Your task | In the entries below, find every line with "classe" and copy it.

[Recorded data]
-- Start --

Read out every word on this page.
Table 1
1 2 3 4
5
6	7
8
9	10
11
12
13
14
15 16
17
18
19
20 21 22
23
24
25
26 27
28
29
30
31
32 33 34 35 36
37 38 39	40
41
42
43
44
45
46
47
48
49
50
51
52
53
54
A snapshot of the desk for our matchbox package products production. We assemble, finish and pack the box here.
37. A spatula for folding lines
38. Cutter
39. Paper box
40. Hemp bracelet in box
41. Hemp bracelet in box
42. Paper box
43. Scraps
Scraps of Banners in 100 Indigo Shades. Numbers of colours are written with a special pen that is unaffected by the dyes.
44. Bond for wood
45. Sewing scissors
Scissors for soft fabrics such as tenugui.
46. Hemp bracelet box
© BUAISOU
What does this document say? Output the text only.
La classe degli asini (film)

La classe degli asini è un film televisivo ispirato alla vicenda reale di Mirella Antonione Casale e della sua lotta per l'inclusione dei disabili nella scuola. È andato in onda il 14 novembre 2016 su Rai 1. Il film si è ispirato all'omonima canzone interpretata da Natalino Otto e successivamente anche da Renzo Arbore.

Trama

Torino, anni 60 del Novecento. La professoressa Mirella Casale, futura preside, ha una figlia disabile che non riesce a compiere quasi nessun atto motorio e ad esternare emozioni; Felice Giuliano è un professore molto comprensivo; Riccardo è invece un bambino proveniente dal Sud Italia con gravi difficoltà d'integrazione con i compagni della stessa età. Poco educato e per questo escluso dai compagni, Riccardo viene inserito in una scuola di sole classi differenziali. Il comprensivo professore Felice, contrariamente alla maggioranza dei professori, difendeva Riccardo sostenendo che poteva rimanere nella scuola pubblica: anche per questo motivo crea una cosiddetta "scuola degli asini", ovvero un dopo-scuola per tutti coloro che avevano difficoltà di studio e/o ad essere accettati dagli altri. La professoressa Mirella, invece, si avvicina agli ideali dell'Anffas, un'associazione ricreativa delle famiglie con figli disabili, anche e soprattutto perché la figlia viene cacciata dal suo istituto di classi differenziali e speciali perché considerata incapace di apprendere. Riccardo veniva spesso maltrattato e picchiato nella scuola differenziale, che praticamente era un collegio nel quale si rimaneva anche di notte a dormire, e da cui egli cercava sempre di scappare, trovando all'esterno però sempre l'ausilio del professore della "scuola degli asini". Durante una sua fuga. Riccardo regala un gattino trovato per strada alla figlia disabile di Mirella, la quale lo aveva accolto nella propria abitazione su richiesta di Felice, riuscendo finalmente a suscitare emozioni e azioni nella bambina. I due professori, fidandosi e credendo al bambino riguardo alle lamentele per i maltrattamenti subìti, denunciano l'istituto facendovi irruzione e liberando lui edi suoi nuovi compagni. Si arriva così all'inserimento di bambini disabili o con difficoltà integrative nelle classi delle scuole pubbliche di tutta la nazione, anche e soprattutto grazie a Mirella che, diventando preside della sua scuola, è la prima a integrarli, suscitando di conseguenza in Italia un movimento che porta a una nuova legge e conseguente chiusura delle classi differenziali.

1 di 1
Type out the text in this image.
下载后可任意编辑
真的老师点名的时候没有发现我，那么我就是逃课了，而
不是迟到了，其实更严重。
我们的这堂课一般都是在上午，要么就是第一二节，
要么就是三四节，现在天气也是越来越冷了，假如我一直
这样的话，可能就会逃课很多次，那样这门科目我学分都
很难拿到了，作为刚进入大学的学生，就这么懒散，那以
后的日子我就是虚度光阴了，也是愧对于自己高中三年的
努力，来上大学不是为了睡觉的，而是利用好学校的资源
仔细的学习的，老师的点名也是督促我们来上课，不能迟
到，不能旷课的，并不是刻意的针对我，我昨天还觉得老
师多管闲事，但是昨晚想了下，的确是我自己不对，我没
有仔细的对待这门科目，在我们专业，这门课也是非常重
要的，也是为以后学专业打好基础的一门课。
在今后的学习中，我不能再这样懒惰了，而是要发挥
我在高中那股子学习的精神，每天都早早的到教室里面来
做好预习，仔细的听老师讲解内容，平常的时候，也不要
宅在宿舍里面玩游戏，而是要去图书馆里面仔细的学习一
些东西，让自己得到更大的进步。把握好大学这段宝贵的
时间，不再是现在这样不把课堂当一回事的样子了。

-- End --

Solution for this problem |
La classe degli asini (film)
La classe degli asini è un film televisivo ispirato alla vicenda reale di Mirella Antonione Casale e della sua lotta per l'inclusione dei disabili nella scuola. È andato in onda il 14 novembre 2016 su Rai 1. Il film si è ispirato all'omonima canzone interpretata da Natalino Otto e successivamente anche da Renzo Arbore.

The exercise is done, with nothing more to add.